Without the pictures, output the records below word for word.

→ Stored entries
******************************

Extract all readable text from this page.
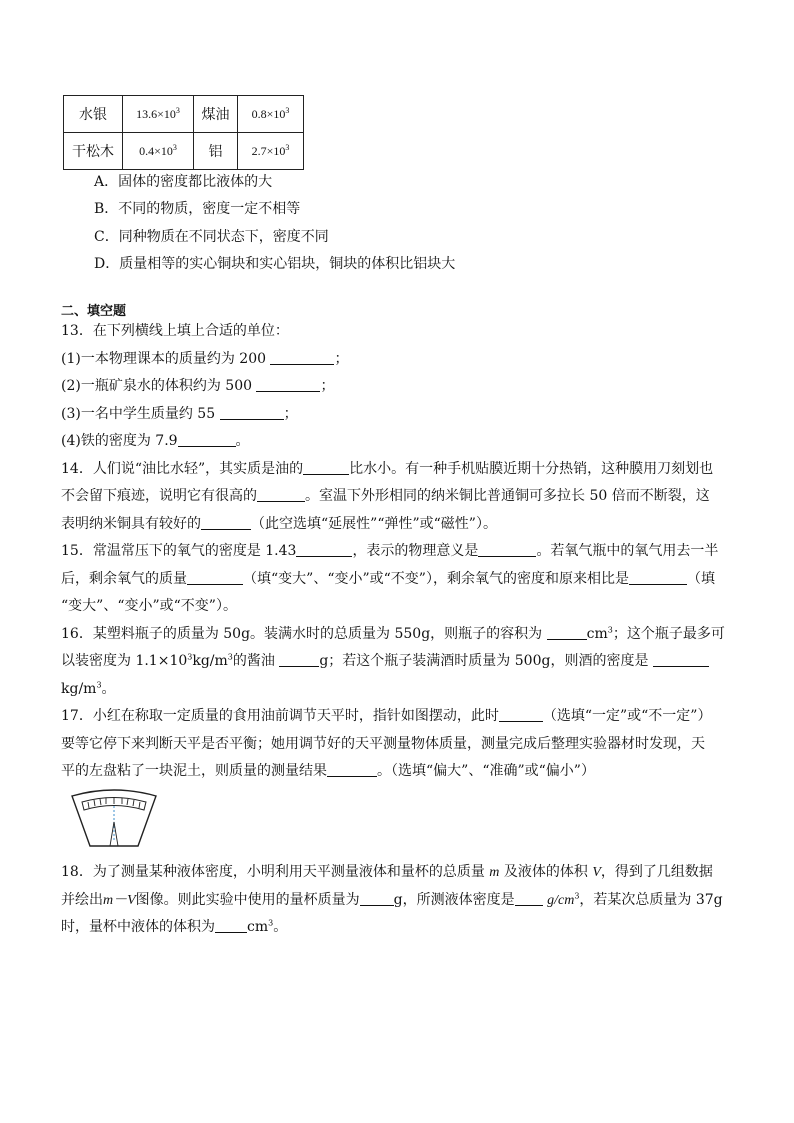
水银	$13.6\times 10^3$	煤油	$0.8\times 10^3$
干松木	$0.4\times 10^3$	铝	$2.7\times 10^3$
A．固体的密度都比液体的大
B．不同的物质，密度一定不相等
C．同种物质在不同状态下，密度不同
D．质量相等的实心铜块和实心铝块，铜块的体积比铝块大
二、填空题
13．在下列横线上填上合适的单位：
(1)一本物理课本的质量约为 200	；
(2)一瓶矿泉水的体积约为 500	；
(3)一名中学生质量约 55	；
(4)铁的密度为 7.9	。
14．人们说“油比水轻”，其实质是油的	比水小。有一种手机贴膜近期十分热销，这种膜用刀刻划也
不会留下痕迹，说明它有很高的	。室温下外形相同的纳米铜比普通铜可多拉长 50 倍而不断裂，这
表明纳米铜具有较好的	（此空选填“延展性”“弹性”或“磁性”）。
15．常温常压下的氧气的密度是 1.43	，表示的物理意义是	。若氧气瓶中的氧气用去一半
后，剩余氧气的质量	（填“变大”、“变小”或“不变”），剩余氧气的密度和原来相比是	（填
“变大”、“变小”或“不变”）。
16．某塑料瓶子的质量为 50g。装满水时的总质量为 550g，则瓶子的容积为	$cm^3$；这个瓶子最多可
以装密度为 $1.1\times 10^3kg/m^3$的酱油	g；若这个瓶子装满酒时质量为 500g，则酒的密度是
$kg/m^3$。
17．小红在称取一定质量的食用油前调节天平时，指针如图摆动，此时	（选填“一定”或“不一定”）
要等它停下来判断天平是否平衡；她用调节好的天平测量物体质量，测量完成后整理实验器材时发现，天
平的左盘粘了一块泥土，则质量的测量结果	。（选填“偏大”、“准确”或“偏小”）
18．为了测量某种液体密度，小明利用天平测量液体和量杯的总质量 m 及液体的体积 V，得到了几组数据
并绘出m－V图像。则此实验中使用的量杯质量为 g，所测液体密度是 $g/cm^3$，若某次总质量为 37g
时，量杯中液体的体积为 $cm^3$。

******************************

→ Right answer
Extract all readable text from this page.
水银	$13.6\times 10^3$	煤油	$0.8\times 10^3$
干松木	$0.4\times 10^3$	铝	$2.7\times 10^3$
A．固体的密度都比液体的大
B．不同的物质，密度一定不相等
C．同种物质在不同状态下，密度不同
D．质量相等的实心铜块和实心铝块，铜块的体积比铝块大
二、填空题
13．在下列横线上填上合适的单位：
(1)一本物理课本的质量约为 200	；
(2)一瓶矿泉水的体积约为 500	；
(3)一名中学生质量约 55	；
(4)铁的密度为 7.9	。
14．人们说“油比水轻”，其实质是油的	比水小。有一种手机贴膜近期十分热销，这种膜用刀刻划也
不会留下痕迹，说明它有很高的	。室温下外形相同的纳米铜比普通铜可多拉长 50 倍而不断裂，这
表明纳米铜具有较好的	（此空选填“延展性”“弹性”或“磁性”）。
15．常温常压下的氧气的密度是 1.43	，表示的物理意义是	。若氧气瓶中的氧气用去一半
后，剩余氧气的质量	（填“变大”、“变小”或“不变”），剩余氧气的密度和原来相比是	（填
“变大”、“变小”或“不变”）。
16．某塑料瓶子的质量为 50g。装满水时的总质量为 550g，则瓶子的容积为	$cm^3$；这个瓶子最多可
以装密度为 $1.1\times 10^3kg/m^3$的酱油	g；若这个瓶子装满酒时质量为 500g，则酒的密度是
$kg/m^3$。
17．小红在称取一定质量的食用油前调节天平时，指针如图摆动，此时	（选填“一定”或“不一定”）
要等它停下来判断天平是否平衡；她用调节好的天平测量物体质量，测量完成后整理实验器材时发现，天
平的左盘粘了一块泥土，则质量的测量结果	。（选填“偏大”、“准确”或“偏小”）
18．为了测量某种液体密度，小明利用天平测量液体和量杯的总质量 m 及液体的体积 V，得到了几组数据
并绘出m－V图像。则此实验中使用的量杯质量为 g，所测液体密度是 $g/cm^3$，若某次总质量为 37g
时，量杯中液体的体积为 $cm^3$。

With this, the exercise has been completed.